• Passage to read:
========
The elements of a prima facie case of retaliation under Title VII are: 1) protected opposition to discrimination; 2) a materially adverse action against plaintiff; and 3) a causal connection between the adverse action and the protected activity. Khalik v. United Air Lines, 671 F.3d 1188, 1193 (10th Cir. 2012). To survive a motion to dismiss, a prima facie case need not be established, but the elements are instructive to determine whether a plausible case has been stated. Id. at 1192.
C. Thirteenth Amendment
Although the court dismissed plaintiff's Thirteenth Amendment claim in ruling upon the motions to dismiss the original complaint, plaintiff has realleged a claim under the Thirteenth Amendment in the amended complaint. The court is convinced for the reasons stated in our previous order that this claim must be dismissed. See Doc. No. 36, pp. 10-11.
========
• To be done:
A. In the court ruling on retaliation and Thirteenth Amendment claims, what case does the ruling cite for the elements of a prima facie case of retaliation under Title VII?
B. Extend the court ruling on retaliation and Thirteenth Amendment claims from the point where it stops.
The material after this point comes from a separate source.

• Given material:
========
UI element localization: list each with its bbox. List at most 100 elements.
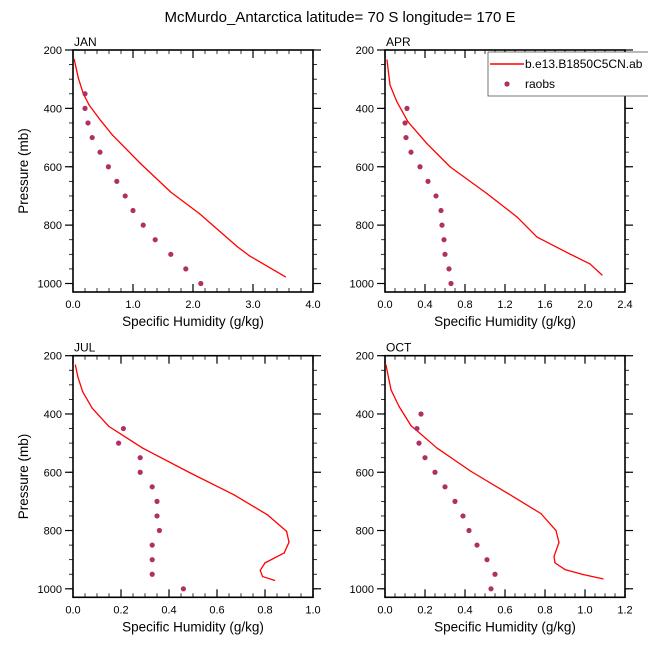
========
• Written answers:
A. Khalik v. United Air Lines, 671 F.3d 1188, 1193 (10th Cir. 2012).

B.
III. FWM's motion to dismiss the amended complaint - Doc. No. 40
A. Title VII
FWM asks the court to dismiss plaintiff's Title VII action against FWM on the grounds that plaintiff failed to exhaust his administrative remedies. The amended complaint is somewhat unclear as to what happened with the administrative complaints plaintiff filed. It is clear, however, that plaintiff contends that any failure to name FWM as a respondent was not plaintiff's fault and that plaintiff attempted to correct the matter. The court will not repeat the previous discussion of administrative exhaustion principles vis-à-vis Rule 12(b)(6) from the court's order on the motions to dismiss the original complaint. The court will simply restate two points: 1) a plaintiff is not required to plead against an affirmative defense such as exhaustion in a federal court complaint; and 2) the question of administrative exhaustion cannot be decided on the face of the pleadings before the court. Therefore, the court rejects FWM's request to dismiss plaintiff's Title VII claim.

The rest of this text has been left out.